• _Exercise_
Give back exactly the lines that run from the line containing "Give me a plain-text" through the end of the listing below. Leave out every other line.

• _Task data_
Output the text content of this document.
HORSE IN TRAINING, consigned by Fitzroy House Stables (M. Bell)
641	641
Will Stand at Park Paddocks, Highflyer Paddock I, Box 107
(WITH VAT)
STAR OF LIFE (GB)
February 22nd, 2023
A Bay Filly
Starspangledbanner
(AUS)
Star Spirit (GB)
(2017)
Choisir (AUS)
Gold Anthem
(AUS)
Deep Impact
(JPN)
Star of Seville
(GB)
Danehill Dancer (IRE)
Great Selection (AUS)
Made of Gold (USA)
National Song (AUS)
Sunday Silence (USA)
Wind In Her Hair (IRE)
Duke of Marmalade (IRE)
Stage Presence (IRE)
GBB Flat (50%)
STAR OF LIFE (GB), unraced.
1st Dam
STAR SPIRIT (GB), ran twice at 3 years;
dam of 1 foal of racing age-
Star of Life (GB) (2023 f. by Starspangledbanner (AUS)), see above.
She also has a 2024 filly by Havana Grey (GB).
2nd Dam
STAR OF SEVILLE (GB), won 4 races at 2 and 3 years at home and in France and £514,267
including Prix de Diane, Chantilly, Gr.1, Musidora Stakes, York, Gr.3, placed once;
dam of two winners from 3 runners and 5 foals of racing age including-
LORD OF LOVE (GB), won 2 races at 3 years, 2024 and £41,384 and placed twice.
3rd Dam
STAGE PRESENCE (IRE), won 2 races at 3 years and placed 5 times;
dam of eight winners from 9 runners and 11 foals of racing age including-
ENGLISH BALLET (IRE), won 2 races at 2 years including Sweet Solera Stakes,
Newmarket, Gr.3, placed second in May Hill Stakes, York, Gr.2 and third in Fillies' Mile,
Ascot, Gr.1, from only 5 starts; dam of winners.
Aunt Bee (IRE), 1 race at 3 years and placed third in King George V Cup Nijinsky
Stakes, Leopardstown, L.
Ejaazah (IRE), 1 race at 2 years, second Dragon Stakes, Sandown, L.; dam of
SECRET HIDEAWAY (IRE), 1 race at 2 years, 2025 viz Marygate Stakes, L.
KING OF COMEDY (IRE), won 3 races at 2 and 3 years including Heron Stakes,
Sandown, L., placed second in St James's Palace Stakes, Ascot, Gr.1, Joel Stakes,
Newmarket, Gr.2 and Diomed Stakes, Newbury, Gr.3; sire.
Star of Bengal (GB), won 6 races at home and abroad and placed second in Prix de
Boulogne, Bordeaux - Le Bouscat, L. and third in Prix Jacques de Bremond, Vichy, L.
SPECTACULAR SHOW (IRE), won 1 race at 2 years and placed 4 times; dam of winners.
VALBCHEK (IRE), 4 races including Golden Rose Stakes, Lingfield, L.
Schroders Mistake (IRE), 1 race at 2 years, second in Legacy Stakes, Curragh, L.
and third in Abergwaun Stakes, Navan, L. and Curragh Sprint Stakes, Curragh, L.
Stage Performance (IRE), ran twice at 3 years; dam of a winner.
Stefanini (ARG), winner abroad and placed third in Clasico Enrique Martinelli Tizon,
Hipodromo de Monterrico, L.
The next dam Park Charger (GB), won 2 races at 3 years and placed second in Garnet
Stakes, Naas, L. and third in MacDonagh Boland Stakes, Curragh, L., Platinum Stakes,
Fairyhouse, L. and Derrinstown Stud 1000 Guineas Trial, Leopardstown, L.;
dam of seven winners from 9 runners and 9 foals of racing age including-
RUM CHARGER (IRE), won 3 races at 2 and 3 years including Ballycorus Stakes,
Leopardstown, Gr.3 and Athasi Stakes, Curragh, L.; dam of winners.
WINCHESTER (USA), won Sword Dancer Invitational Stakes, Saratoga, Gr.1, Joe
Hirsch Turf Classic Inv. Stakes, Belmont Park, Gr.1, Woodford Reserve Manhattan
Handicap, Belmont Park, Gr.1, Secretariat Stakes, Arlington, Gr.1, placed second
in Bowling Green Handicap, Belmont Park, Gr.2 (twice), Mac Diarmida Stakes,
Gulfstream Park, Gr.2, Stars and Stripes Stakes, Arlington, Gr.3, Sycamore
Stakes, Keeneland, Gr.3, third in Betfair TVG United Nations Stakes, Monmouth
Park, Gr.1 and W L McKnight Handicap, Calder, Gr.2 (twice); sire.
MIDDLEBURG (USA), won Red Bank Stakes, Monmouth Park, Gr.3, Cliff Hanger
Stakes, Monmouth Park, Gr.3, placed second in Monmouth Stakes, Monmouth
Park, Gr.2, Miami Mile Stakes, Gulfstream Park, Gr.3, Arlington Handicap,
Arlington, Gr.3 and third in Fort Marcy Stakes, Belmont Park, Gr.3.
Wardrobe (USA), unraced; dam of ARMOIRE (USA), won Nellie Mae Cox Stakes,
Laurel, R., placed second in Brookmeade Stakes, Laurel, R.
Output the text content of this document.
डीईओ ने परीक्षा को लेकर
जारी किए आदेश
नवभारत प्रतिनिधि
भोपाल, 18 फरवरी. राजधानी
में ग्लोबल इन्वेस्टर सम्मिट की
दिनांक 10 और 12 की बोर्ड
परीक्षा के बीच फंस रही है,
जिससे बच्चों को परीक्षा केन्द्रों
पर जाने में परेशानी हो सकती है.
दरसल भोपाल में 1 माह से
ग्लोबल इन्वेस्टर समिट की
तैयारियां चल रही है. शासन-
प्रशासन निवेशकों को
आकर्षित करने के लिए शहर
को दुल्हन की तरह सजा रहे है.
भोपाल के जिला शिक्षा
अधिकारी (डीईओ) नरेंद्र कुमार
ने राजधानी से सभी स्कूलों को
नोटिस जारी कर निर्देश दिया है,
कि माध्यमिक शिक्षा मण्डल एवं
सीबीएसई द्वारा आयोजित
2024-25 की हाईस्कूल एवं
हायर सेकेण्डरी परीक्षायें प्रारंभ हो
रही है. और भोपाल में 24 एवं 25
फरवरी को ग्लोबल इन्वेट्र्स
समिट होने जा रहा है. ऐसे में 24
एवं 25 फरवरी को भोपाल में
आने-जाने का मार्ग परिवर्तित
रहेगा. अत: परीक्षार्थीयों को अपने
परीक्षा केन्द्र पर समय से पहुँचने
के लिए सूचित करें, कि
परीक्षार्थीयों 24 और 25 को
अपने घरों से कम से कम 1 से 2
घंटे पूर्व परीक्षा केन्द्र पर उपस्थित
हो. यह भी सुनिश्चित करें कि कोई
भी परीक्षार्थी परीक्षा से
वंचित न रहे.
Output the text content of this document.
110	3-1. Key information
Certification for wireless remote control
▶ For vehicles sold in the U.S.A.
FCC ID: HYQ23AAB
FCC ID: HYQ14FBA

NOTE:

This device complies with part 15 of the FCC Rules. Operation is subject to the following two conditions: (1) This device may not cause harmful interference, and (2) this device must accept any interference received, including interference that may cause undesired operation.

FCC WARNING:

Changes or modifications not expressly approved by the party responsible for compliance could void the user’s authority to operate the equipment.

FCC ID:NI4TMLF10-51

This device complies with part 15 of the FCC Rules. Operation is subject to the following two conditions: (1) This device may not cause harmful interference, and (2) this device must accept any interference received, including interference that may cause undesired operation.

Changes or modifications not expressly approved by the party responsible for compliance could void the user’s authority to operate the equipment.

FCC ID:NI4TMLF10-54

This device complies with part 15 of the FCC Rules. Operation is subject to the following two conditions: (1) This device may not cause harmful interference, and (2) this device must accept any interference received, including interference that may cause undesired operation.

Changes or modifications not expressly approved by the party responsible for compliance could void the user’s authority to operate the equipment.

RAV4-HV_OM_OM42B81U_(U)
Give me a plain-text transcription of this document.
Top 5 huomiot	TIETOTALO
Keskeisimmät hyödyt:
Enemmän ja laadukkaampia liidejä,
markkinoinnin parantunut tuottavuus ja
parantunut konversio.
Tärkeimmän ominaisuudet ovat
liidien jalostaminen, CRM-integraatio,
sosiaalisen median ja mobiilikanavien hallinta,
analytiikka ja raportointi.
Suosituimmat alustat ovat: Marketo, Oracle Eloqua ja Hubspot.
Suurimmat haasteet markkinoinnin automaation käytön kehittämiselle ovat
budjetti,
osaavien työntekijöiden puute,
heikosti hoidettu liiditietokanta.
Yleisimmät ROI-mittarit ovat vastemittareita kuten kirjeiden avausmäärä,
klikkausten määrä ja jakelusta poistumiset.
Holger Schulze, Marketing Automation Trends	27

• _Exercise solution_
Give me a plain-text transcription of this document.
Top 5 huomiot	TIETOTALO
Keskeisimmät hyödyt:
Enemmän ja laadukkaampia liidejä,
markkinoinnin parantunut tuottavuus ja
parantunut konversio.
Tärkeimmän ominaisuudet ovat
liidien jalostaminen, CRM-integraatio,
sosiaalisen median ja mobiilikanavien hallinta,
analytiikka ja raportointi.
Suosituimmat alustat ovat: Marketo, Oracle Eloqua ja Hubspot.
Suurimmat haasteet markkinoinnin automaation käytön kehittämiselle ovat
budjetti,
osaavien työntekijöiden puute,
heikosti hoidettu liiditietokanta.
Yleisimmät ROI-mittarit ovat vastemittareita kuten kirjeiden avausmäärä,
klikkausten määrä ja jakelusta poistumiset.
Holger Schulze, Marketing Automation Trends	27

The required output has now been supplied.